Raw records:
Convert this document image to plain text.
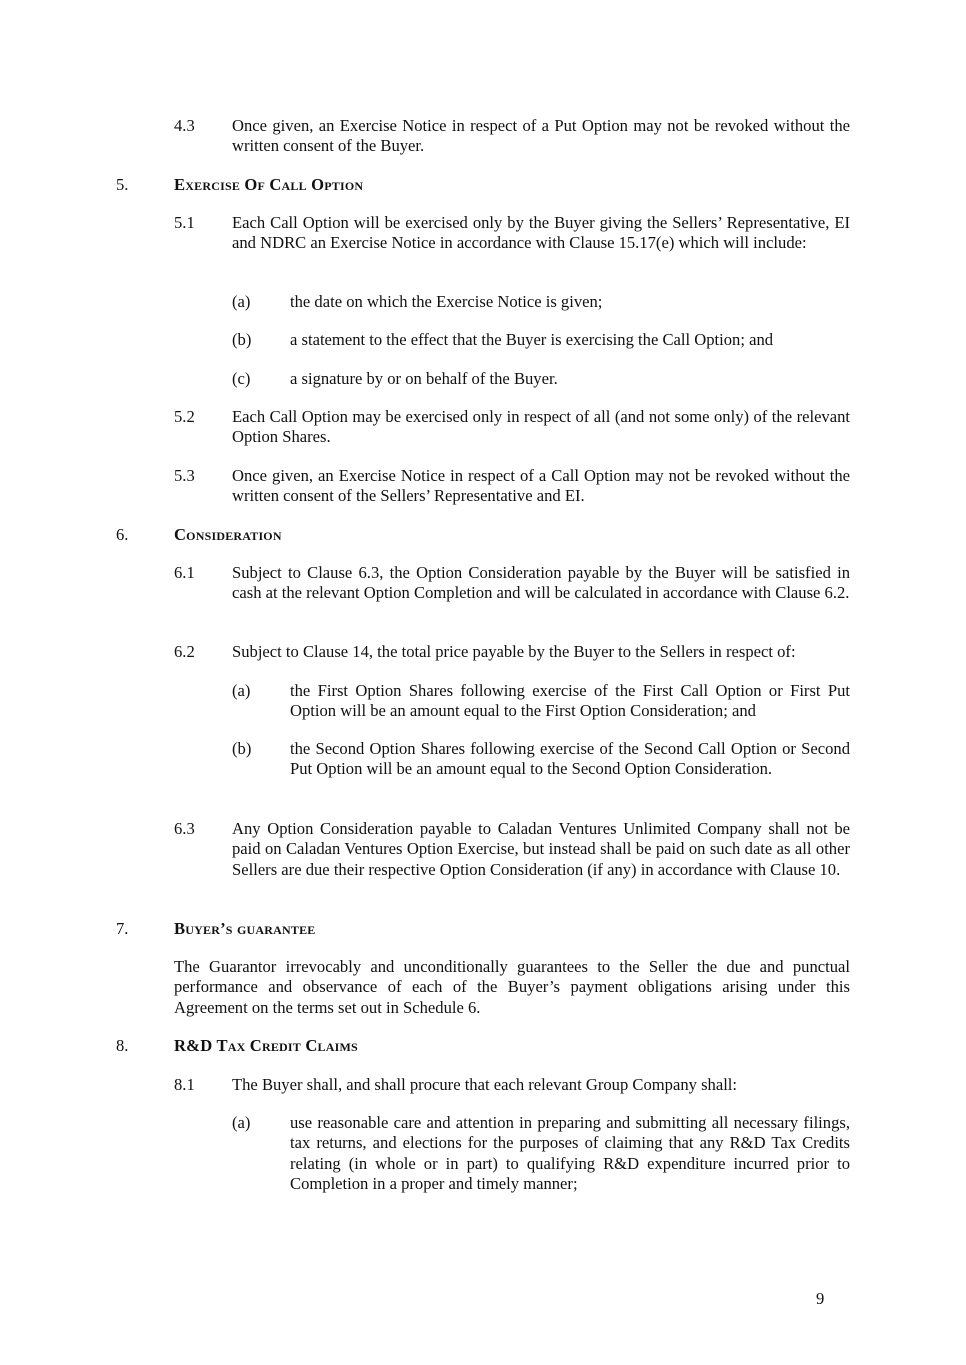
4.3 Once given, an Exercise Notice in respect of a Put Option may not be revoked without the written consent of the Buyer.

5.	Exercise Of Call Option
5.1 Each Call Option will be exercised only by the Buyer giving the Sellers’ Representative, EI and NDRC an Exercise Notice in accordance with Clause 15.17(e) which will include:

(a) the date on which the Exercise Notice is given;

(b) a statement to the effect that the Buyer is exercising the Call Option; and

(c) a signature by or on behalf of the Buyer.

5.2 Each Call Option may be exercised only in respect of all (and not some only) of the relevant Option Shares.

5.3 Once given, an Exercise Notice in respect of a Call Option may not be revoked without the written consent of the Sellers’ Representative and EI.

6.	Consideration
6.1 Subject to Clause 6.3, the Option Consideration payable by the Buyer will be satisfied in cash at the relevant Option Completion and will be calculated in accordance with Clause 6.2.

6.2 Subject to Clause 14, the total price payable by the Buyer to the Sellers in respect of:

(a) the First Option Shares following exercise of the First Call Option or First Put Option will be an amount equal to the First Option Consideration; and

(b) the Second Option Shares following exercise of the Second Call Option or Second Put Option will be an amount equal to the Second Option Consideration.

6.3 Any Option Consideration payable to Caladan Ventures Unlimited Company shall not be paid on Caladan Ventures Option Exercise, but instead shall be paid on such date as all other Sellers are due their respective Option Consideration (if any) in accordance with Clause 10.

7.	Buyer’s guarantee

The Guarantor irrevocably and unconditionally guarantees to the Seller the due and punctual performance and observance of each of the Buyer’s payment obligations arising under this Agreement on the terms set out in Schedule 6.

8.	R&D Tax Credit Claims
8.1 The Buyer shall, and shall procure that each relevant Group Company shall:

(a) use reasonable care and attention in preparing and submitting all necessary filings, tax returns, and elections for the purposes of claiming that any R&D Tax Credits relating (in whole or in part) to qualifying R&D expenditure incurred prior to Completion in a proper and timely manner;

9
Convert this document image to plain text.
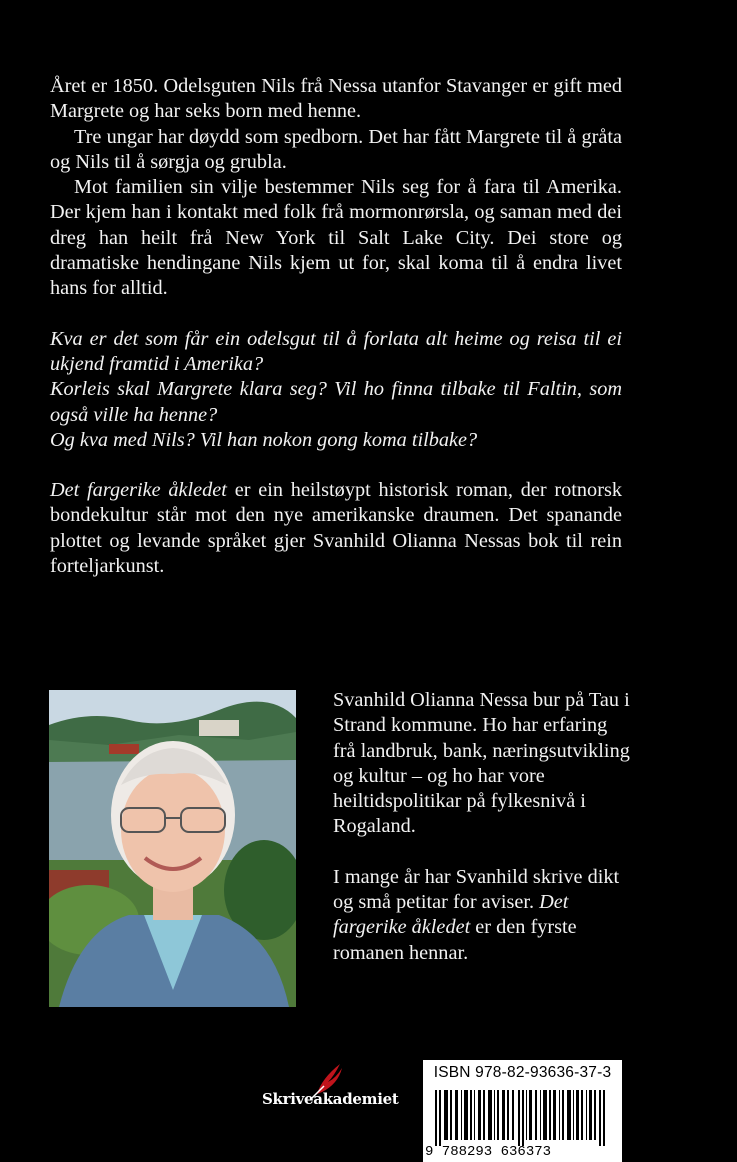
Året er 1850. Odelsguten Nils frå Nessa utanfor Stavanger er gift med Margrete og har seks born med henne.

Tre ungar har døydd som spedborn. Det har fått Margrete til å gråta og Nils til å sørgja og grubla.

Mot familien sin vilje bestemmer Nils seg for å fara til Amerika. Der kjem han i kontakt med folk frå mormonrørsla, og saman med dei dreg han heilt frå New York til Salt Lake City. Dei store og dramatiske hendingane Nils kjem ut for, skal koma til å endra livet hans for alltid.

Kva er det som får ein odelsgut til å forlata alt heime og reisa til ei ukjend framtid i Amerika?

Korleis skal Margrete klara seg? Vil ho finna tilbake til Faltin, som også ville ha henne?

Og kva med Nils? Vil han nokon gong koma tilbake?

Det fargerike åkledet er ein heilstøypt historisk roman, der rotnorsk bondekultur står mot den nye amerikanske draumen. Det spanande plottet og levande språket gjer Svanhild Olianna Nessas bok til rein forteljarkunst.

Svanhild Olianna Nessa bur på Tau i Strand kommune. Ho har erfaring frå landbruk, bank, næringsutvikling og kultur – og ho har vore heiltidspolitikar på fylkesnivå i Rogaland.

I mange år har Svanhild skrive dikt og små petitar for aviser. Det fargerike åkledet er den fyrste romanen hennar.

Skriveakademiet
ISBN 978-82-93636-37-3
9 788293 636373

_Goal:_
Print out every entry above without changing a word, and leave out the pictures.

_Task solution:_
Convert this document image to plain text.
4.3 Once given, an Exercise Notice in respect of a Put Option may not be revoked without the written consent of the Buyer.

5.	Exercise Of Call Option
5.1 Each Call Option will be exercised only by the Buyer giving the Sellers’ Representative, EI and NDRC an Exercise Notice in accordance with Clause 15.17(e) which will include:

(a) the date on which the Exercise Notice is given;

(b) a statement to the effect that the Buyer is exercising the Call Option; and

(c) a signature by or on behalf of the Buyer.

5.2 Each Call Option may be exercised only in respect of all (and not some only) of the relevant Option Shares.

5.3 Once given, an Exercise Notice in respect of a Call Option may not be revoked without the written consent of the Sellers’ Representative and EI.

6.	Consideration
6.1 Subject to Clause 6.3, the Option Consideration payable by the Buyer will be satisfied in cash at the relevant Option Completion and will be calculated in accordance with Clause 6.2.

6.2 Subject to Clause 14, the total price payable by the Buyer to the Sellers in respect of:

(a) the First Option Shares following exercise of the First Call Option or First Put Option will be an amount equal to the First Option Consideration; and

(b) the Second Option Shares following exercise of the Second Call Option or Second Put Option will be an amount equal to the Second Option Consideration.

6.3 Any Option Consideration payable to Caladan Ventures Unlimited Company shall not be paid on Caladan Ventures Option Exercise, but instead shall be paid on such date as all other Sellers are due their respective Option Consideration (if any) in accordance with Clause 10.

7.	Buyer’s guarantee

The Guarantor irrevocably and unconditionally guarantees to the Seller the due and punctual performance and observance of each of the Buyer’s payment obligations arising under this Agreement on the terms set out in Schedule 6.

8.	R&D Tax Credit Claims
8.1 The Buyer shall, and shall procure that each relevant Group Company shall:

(a) use reasonable care and attention in preparing and submitting all necessary filings, tax returns, and elections for the purposes of claiming that any R&D Tax Credits relating (in whole or in part) to qualifying R&D expenditure incurred prior to Completion in a proper and timely manner;

9
Convert this document image to plain text.
Året er 1850. Odelsguten Nils frå Nessa utanfor Stavanger er gift med Margrete og har seks born med henne.

Tre ungar har døydd som spedborn. Det har fått Margrete til å gråta og Nils til å sørgja og grubla.

Mot familien sin vilje bestemmer Nils seg for å fara til Amerika. Der kjem han i kontakt med folk frå mormonrørsla, og saman med dei dreg han heilt frå New York til Salt Lake City. Dei store og dramatiske hendingane Nils kjem ut for, skal koma til å endra livet hans for alltid.

Kva er det som får ein odelsgut til å forlata alt heime og reisa til ei ukjend framtid i Amerika?

Korleis skal Margrete klara seg? Vil ho finna tilbake til Faltin, som også ville ha henne?

Og kva med Nils? Vil han nokon gong koma tilbake?

Det fargerike åkledet er ein heilstøypt historisk roman, der rotnorsk bondekultur står mot den nye amerikanske draumen. Det spanande plottet og levande språket gjer Svanhild Olianna Nessas bok til rein forteljarkunst.

Svanhild Olianna Nessa bur på Tau i Strand kommune. Ho har erfaring frå landbruk, bank, næringsutvikling og kultur – og ho har vore heiltidspolitikar på fylkesnivå i Rogaland.

I mange år har Svanhild skrive dikt og små petitar for aviser. Det fargerike åkledet er den fyrste romanen hennar.

Skriveakademiet
ISBN 978-82-93636-37-3
9 788293 636373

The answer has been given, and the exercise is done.